● **Problem description**
Search the data for the word "Windows" and copy every line where it occurs.
# Data supplied start
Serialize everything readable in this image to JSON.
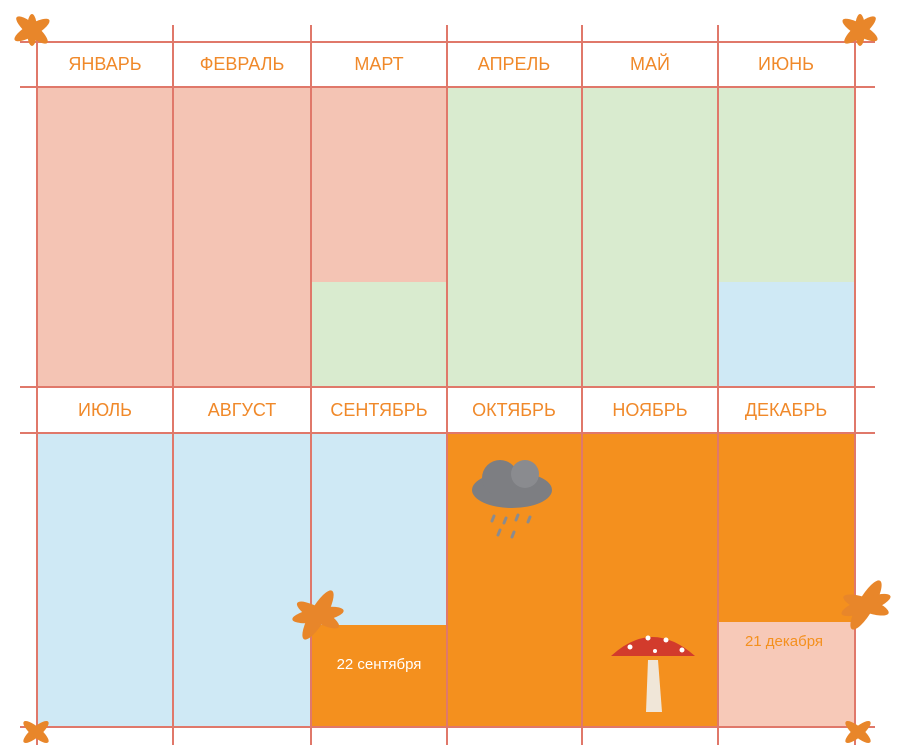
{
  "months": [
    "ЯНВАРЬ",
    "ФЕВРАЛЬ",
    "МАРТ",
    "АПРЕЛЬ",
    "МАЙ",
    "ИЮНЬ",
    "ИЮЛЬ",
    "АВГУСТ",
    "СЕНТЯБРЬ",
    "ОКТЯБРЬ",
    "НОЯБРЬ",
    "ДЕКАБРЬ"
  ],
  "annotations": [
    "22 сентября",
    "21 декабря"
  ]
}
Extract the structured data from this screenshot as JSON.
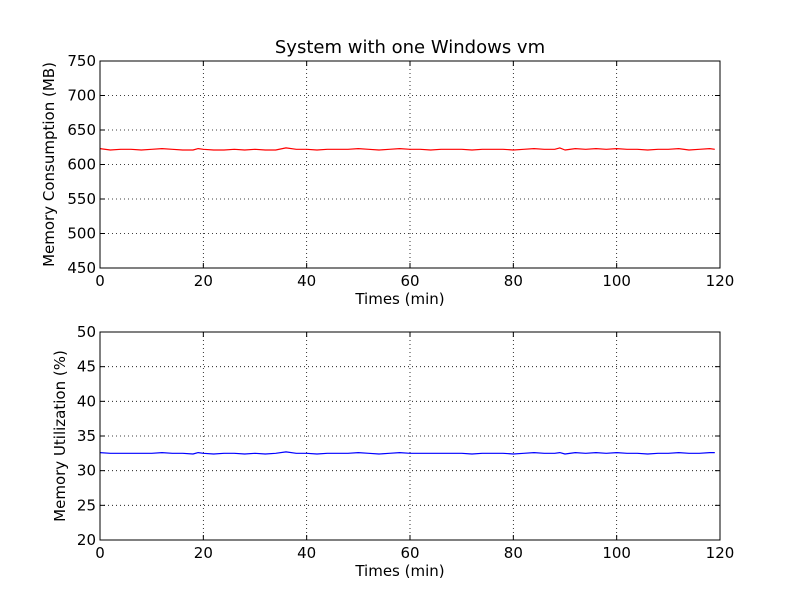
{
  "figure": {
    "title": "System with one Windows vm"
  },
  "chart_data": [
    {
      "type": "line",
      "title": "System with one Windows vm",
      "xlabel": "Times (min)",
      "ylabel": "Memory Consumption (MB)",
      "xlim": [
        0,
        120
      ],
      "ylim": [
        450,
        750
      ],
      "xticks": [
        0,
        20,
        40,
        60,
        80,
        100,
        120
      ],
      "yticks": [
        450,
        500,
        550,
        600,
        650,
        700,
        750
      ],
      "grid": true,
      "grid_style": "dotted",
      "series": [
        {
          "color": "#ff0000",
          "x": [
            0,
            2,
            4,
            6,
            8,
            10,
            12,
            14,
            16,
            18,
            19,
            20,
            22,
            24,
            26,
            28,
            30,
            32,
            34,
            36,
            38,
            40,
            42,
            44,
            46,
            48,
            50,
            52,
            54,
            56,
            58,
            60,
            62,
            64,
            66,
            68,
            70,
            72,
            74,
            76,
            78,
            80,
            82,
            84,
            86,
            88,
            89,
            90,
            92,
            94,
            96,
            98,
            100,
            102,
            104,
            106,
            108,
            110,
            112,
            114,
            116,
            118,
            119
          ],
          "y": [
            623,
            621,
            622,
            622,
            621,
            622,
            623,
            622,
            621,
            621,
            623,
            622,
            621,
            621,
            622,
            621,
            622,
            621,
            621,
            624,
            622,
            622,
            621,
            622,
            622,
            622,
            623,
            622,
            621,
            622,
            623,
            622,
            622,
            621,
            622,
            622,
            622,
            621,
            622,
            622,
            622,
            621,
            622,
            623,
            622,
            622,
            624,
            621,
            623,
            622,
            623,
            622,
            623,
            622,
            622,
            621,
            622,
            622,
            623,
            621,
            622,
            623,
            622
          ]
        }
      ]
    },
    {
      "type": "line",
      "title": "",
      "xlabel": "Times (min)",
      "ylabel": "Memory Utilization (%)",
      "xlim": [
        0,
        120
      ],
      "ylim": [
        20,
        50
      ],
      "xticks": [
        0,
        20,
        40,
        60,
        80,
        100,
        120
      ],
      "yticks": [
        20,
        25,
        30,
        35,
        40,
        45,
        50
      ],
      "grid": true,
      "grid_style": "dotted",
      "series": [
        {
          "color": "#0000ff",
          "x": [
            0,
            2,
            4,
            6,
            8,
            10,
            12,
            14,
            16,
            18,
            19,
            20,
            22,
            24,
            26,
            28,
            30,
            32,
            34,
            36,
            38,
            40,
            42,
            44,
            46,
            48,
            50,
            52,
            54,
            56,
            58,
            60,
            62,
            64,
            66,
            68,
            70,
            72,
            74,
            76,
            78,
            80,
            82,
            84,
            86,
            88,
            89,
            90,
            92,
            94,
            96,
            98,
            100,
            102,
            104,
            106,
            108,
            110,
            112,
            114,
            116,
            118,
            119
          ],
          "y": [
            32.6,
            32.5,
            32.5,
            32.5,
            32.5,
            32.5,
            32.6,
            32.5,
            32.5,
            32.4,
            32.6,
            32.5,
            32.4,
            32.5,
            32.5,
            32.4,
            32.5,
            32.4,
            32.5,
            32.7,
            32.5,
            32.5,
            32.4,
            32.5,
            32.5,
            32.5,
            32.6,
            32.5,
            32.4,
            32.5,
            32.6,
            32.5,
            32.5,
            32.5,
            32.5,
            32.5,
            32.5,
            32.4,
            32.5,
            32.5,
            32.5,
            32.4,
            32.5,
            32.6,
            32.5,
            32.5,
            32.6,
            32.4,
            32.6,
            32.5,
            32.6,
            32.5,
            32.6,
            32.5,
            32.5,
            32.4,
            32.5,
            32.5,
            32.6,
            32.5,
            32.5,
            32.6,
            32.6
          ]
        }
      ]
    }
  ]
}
# Data supplied end
● **Finished task**
    "title": "System with one Windows vm"
      "title": "System with one Windows vm",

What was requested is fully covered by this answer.